Reproduce verbatim the lines below from the very first one through the line containing "y-tick-label: 0.0 [24, 784, 122, 864]", including both.
=== GIVEN INFORMATION ===
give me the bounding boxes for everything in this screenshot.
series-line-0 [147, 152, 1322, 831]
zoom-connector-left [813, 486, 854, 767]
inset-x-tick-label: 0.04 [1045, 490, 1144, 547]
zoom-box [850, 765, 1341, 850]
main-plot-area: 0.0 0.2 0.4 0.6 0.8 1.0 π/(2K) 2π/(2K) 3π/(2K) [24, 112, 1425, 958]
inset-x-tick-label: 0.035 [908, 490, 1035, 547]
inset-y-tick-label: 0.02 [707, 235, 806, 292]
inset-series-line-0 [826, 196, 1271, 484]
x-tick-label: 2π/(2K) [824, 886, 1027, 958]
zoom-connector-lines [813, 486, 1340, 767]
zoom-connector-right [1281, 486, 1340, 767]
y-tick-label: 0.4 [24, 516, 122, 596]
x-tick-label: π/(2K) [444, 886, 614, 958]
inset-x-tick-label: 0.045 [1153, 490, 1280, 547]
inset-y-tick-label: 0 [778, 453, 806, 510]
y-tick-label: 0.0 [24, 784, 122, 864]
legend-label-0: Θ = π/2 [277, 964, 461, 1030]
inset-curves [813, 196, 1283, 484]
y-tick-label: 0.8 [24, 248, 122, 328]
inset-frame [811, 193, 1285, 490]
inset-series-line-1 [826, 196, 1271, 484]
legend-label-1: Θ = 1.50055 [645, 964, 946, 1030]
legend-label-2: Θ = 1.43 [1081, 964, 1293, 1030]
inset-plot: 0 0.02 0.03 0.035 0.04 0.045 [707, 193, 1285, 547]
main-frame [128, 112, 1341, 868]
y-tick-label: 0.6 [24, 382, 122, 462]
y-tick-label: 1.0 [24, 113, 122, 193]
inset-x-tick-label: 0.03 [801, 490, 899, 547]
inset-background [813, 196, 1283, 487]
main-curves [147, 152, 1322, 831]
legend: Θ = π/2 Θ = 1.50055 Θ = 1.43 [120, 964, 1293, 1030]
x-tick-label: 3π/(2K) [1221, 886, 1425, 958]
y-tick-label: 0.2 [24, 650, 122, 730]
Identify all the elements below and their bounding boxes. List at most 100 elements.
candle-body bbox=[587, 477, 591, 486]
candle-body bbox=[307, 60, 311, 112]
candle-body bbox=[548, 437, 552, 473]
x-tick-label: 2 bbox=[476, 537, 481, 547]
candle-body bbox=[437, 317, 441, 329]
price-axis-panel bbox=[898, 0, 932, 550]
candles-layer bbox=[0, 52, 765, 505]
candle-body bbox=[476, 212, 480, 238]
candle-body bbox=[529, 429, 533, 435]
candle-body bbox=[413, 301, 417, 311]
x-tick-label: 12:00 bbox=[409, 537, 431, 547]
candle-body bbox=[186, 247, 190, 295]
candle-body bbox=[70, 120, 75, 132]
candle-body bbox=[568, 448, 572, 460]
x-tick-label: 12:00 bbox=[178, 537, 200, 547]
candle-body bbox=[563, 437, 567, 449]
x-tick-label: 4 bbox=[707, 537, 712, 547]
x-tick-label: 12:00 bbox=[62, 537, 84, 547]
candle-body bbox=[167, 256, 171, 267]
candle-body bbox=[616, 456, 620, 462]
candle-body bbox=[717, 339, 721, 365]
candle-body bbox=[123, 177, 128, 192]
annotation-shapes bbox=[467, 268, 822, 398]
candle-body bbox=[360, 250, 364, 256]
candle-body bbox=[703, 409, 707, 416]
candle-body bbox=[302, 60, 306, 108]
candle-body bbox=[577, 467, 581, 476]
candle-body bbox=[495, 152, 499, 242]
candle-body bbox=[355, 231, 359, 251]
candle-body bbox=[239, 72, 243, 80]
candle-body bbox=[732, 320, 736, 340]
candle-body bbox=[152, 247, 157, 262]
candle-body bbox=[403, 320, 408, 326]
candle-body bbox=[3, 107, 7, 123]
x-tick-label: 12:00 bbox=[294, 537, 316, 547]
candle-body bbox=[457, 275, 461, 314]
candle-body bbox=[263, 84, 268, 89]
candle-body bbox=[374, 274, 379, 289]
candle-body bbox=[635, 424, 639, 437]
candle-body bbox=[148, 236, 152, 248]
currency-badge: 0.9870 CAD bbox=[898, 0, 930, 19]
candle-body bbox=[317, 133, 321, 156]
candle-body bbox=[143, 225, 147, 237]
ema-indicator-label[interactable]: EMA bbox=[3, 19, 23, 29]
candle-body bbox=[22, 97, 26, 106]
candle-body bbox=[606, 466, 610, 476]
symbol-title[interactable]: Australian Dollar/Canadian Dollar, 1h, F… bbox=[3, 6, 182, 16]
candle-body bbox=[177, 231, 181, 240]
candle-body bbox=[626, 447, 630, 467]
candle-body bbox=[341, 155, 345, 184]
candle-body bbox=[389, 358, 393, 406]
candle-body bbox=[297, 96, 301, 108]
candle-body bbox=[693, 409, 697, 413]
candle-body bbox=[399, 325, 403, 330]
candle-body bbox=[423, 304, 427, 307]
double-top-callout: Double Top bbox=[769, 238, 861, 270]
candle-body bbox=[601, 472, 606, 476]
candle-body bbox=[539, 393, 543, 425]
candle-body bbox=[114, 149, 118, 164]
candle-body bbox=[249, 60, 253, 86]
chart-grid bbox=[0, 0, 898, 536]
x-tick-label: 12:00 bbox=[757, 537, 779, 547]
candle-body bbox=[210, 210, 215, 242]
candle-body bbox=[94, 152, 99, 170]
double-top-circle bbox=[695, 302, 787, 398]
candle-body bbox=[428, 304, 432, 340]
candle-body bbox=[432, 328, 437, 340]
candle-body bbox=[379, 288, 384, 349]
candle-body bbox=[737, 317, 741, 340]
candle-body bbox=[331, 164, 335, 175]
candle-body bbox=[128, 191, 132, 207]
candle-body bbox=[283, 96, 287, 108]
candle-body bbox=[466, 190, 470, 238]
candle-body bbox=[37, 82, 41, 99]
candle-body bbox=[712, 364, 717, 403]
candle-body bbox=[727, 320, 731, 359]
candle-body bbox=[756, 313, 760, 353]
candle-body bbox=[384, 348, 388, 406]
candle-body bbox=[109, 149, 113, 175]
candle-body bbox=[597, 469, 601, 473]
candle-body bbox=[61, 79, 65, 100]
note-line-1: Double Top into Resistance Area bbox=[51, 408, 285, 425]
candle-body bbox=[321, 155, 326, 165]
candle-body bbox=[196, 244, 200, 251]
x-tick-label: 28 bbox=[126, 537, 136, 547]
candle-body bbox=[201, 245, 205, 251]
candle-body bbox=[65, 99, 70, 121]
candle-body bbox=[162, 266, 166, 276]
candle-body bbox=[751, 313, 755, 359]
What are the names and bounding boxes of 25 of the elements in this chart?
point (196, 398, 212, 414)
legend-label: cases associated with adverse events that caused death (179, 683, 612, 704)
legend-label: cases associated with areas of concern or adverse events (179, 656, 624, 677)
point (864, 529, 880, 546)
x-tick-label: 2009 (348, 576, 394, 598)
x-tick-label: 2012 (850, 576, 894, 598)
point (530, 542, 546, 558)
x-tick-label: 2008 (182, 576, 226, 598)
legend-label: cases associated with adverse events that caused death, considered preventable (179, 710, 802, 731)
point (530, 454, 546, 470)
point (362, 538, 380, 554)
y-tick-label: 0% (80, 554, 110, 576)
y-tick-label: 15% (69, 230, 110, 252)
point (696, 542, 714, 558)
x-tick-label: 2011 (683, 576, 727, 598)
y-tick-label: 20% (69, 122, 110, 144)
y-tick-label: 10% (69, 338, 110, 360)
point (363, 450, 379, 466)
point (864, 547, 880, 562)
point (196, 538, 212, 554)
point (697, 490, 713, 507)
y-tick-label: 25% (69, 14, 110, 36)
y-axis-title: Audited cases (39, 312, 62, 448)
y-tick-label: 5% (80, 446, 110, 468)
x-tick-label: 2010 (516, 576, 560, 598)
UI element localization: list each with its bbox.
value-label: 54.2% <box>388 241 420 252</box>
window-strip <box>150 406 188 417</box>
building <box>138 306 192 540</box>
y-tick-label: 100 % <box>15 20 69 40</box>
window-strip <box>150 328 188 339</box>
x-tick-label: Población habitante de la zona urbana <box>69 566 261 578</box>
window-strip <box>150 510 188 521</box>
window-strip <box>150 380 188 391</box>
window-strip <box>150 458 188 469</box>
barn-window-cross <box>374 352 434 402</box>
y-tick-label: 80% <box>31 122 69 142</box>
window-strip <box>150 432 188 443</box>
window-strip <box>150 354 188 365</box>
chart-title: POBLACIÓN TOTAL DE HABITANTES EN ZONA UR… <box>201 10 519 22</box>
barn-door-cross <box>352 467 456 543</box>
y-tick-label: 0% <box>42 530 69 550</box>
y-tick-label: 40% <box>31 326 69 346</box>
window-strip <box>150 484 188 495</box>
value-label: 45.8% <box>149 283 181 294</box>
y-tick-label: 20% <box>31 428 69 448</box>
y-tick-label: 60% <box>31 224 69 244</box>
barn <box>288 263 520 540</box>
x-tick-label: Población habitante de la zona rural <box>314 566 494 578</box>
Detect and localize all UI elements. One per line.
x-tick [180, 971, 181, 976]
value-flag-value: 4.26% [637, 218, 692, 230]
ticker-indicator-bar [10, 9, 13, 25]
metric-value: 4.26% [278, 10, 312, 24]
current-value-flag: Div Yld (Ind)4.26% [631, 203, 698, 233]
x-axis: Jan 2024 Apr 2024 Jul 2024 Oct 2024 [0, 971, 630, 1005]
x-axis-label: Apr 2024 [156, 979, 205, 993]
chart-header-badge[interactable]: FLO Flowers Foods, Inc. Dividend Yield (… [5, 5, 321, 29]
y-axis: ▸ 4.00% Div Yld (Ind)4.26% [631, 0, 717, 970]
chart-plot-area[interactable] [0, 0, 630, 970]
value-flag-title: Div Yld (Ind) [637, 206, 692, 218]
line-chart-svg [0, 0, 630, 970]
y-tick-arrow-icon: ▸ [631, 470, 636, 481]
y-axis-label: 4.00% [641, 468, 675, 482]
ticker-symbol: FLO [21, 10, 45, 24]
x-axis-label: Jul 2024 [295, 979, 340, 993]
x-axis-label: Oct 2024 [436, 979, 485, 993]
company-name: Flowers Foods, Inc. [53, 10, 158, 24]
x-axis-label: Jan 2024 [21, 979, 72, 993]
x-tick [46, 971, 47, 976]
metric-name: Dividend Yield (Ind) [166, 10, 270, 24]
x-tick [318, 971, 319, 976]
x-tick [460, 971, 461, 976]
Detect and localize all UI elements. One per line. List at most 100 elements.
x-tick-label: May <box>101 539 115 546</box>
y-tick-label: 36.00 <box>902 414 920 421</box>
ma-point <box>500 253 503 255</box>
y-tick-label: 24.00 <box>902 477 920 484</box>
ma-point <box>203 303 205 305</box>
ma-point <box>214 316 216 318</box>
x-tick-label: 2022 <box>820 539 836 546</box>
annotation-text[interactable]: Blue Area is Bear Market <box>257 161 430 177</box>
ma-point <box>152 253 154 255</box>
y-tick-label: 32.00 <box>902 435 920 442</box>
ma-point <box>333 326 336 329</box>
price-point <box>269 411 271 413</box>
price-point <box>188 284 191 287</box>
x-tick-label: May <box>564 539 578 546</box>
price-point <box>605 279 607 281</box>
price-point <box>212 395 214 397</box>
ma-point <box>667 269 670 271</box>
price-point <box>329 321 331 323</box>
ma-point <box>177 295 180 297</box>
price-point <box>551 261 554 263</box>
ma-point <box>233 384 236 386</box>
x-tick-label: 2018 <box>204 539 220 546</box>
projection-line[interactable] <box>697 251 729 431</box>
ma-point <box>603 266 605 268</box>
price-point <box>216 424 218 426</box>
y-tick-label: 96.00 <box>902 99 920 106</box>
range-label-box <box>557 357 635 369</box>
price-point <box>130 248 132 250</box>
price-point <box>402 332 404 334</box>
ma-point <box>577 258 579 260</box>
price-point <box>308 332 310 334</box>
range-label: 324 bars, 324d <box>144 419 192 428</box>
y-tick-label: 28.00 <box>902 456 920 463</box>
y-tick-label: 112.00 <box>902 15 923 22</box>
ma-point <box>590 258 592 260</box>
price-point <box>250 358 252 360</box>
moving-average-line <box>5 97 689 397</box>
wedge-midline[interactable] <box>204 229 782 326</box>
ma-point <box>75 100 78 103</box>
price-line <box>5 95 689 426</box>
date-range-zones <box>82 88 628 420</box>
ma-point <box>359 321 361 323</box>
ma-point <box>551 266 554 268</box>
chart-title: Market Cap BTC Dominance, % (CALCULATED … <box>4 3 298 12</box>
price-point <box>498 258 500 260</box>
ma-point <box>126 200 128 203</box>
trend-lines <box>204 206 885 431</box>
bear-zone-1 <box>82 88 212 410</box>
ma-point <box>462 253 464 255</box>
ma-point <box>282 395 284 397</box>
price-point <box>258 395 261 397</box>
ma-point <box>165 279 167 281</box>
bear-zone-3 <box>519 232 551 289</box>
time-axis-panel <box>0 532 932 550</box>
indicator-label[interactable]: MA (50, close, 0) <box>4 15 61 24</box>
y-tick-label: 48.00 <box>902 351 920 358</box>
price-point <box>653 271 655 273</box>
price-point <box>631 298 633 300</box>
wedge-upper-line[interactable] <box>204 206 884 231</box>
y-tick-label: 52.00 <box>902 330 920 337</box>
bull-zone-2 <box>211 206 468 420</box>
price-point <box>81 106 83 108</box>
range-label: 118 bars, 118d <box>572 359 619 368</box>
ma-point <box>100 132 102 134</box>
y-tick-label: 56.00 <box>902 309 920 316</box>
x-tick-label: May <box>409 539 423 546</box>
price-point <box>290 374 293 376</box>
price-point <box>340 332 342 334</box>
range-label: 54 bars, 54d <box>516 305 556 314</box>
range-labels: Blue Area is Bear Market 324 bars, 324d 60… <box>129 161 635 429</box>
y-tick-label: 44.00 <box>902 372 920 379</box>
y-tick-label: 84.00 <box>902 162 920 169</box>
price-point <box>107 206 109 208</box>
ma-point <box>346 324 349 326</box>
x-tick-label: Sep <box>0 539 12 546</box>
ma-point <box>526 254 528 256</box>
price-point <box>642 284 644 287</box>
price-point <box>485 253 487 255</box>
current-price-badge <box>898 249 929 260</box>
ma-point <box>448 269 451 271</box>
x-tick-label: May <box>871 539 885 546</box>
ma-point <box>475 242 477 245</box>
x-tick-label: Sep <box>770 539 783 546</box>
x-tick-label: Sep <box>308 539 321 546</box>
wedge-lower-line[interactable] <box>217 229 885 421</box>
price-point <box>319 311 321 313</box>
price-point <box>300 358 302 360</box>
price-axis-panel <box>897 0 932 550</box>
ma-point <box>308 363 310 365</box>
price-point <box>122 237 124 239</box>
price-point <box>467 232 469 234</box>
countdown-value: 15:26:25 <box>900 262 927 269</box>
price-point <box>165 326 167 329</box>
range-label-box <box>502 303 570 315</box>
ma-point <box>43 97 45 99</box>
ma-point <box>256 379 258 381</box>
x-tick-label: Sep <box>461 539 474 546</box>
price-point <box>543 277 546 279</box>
===
TASK SOLUTION
give me the bounding boxes for everything in this screenshot.
series-line-0 [147, 152, 1322, 831]
zoom-connector-left [813, 486, 854, 767]
inset-x-tick-label: 0.04 [1045, 490, 1144, 547]
zoom-box [850, 765, 1341, 850]
main-plot-area: 0.0 0.2 0.4 0.6 0.8 1.0 π/(2K) 2π/(2K) 3π/(2K) [24, 112, 1425, 958]
inset-x-tick-label: 0.035 [908, 490, 1035, 547]
inset-y-tick-label: 0.02 [707, 235, 806, 292]
inset-series-line-0 [826, 196, 1271, 484]
x-tick-label: 2π/(2K) [824, 886, 1027, 958]
zoom-connector-lines [813, 486, 1340, 767]
zoom-connector-right [1281, 486, 1340, 767]
y-tick-label: 0.4 [24, 516, 122, 596]
x-tick-label: π/(2K) [444, 886, 614, 958]
inset-x-tick-label: 0.045 [1153, 490, 1280, 547]
inset-y-tick-label: 0 [778, 453, 806, 510]
y-tick-label: 0.0 [24, 784, 122, 864]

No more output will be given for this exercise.